------ RECORDS SHOWN ------

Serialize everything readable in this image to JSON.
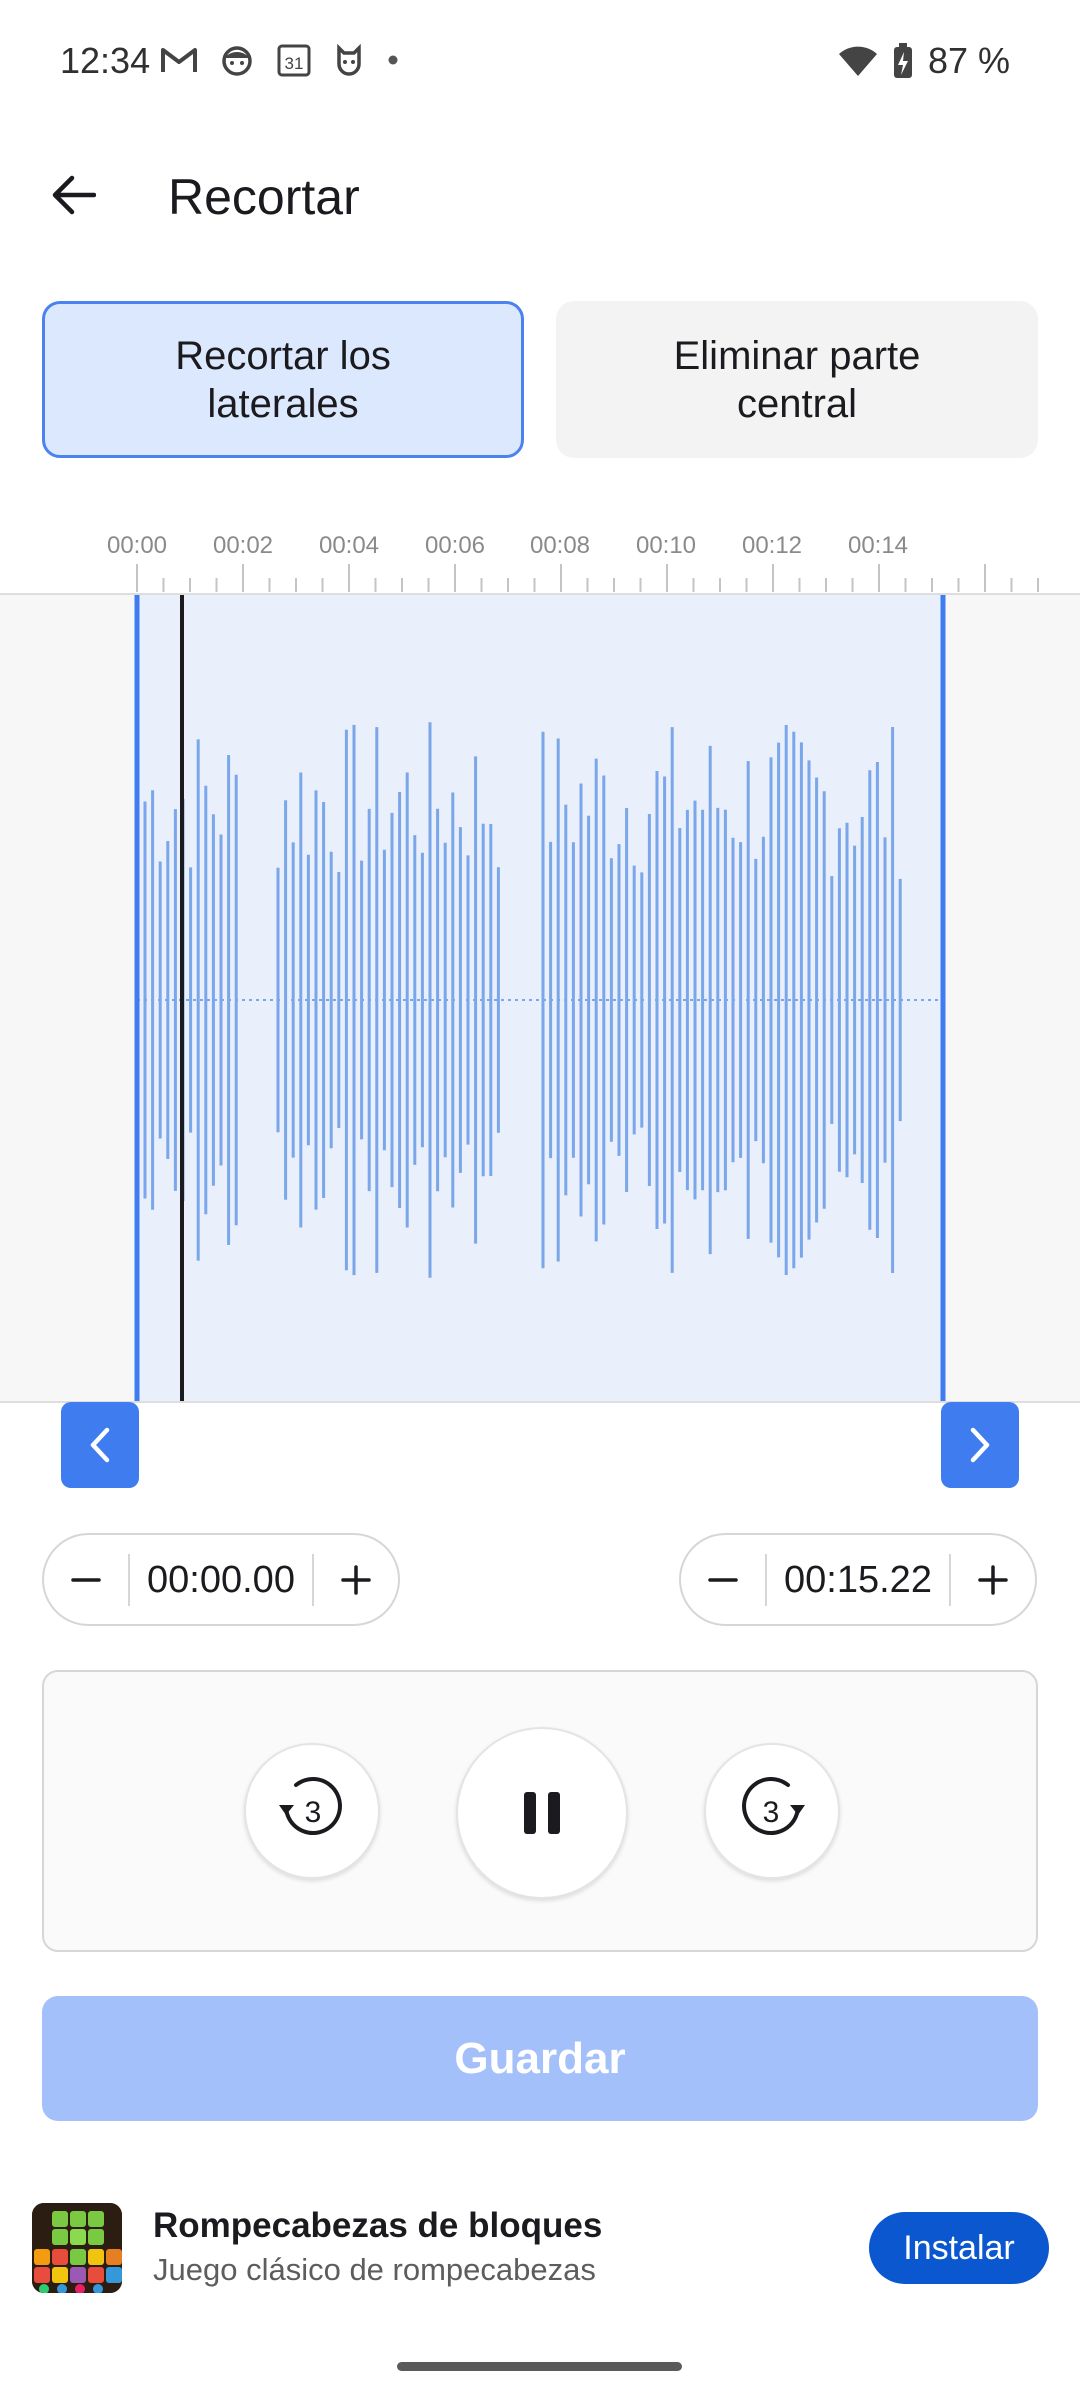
{
  "status_bar": {
    "time": "12:34",
    "battery_text": "87 %",
    "left_icons": [
      "gmail-icon",
      "face-icon",
      "calendar-icon",
      "mi-icon",
      "dot-icon"
    ],
    "calendar_day": "31",
    "right_icons": [
      "wifi-icon",
      "battery-charging-icon"
    ]
  },
  "app_bar": {
    "title": "Recortar"
  },
  "modes": {
    "trim_sides": "Recortar los laterales",
    "remove_middle": "Eliminar parte central",
    "selected": "trim_sides"
  },
  "timeline": {
    "tick_labels": [
      "00:00",
      "00:02",
      "00:04",
      "00:06",
      "00:08",
      "00:10",
      "00:12",
      "00:14"
    ],
    "accent_color": "#3f7cef",
    "selection_color": "#e9effb",
    "waveform_color": "#7aa6ea"
  },
  "trim": {
    "start": "00:00.00",
    "end": "00:15.22"
  },
  "player": {
    "rewind_seconds": "3",
    "forward_seconds": "3",
    "state": "playing"
  },
  "save_label": "Guardar",
  "ad": {
    "title": "Rompecabezas de bloques",
    "subtitle": "Juego clásico de rompecabezas",
    "install_label": "Instalar"
  }
}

------

» WORK TO DO: Would you return the data exactly as written, without the pictures?

» ANSWER FOR THIS EXERCISE:
Serialize everything readable in this image to JSON.
{
  "status_bar": {
    "time": "12:34",
    "battery_text": "87 %",
    "left_icons": [
      "gmail-icon",
      "face-icon",
      "calendar-icon",
      "mi-icon",
      "dot-icon"
    ],
    "calendar_day": "31",
    "right_icons": [
      "wifi-icon",
      "battery-charging-icon"
    ]
  },
  "app_bar": {
    "title": "Recortar"
  },
  "modes": {
    "trim_sides": "Recortar los laterales",
    "remove_middle": "Eliminar parte central",
    "selected": "trim_sides"
  },
  "timeline": {
    "tick_labels": [
      "00:00",
      "00:02",
      "00:04",
      "00:06",
      "00:08",
      "00:10",
      "00:12",
      "00:14"
    ],
    "accent_color": "#3f7cef",
    "selection_color": "#e9effb",
    "waveform_color": "#7aa6ea"
  },
  "trim": {
    "start": "00:00.00",
    "end": "00:15.22"
  },
  "player": {
    "rewind_seconds": "3",
    "forward_seconds": "3",
    "state": "playing"
  },
  "save_label": "Guardar",
  "ad": {
    "title": "Rompecabezas de bloques",
    "subtitle": "Juego clásico de rompecabezas",
    "install_label": "Instalar"
  }
}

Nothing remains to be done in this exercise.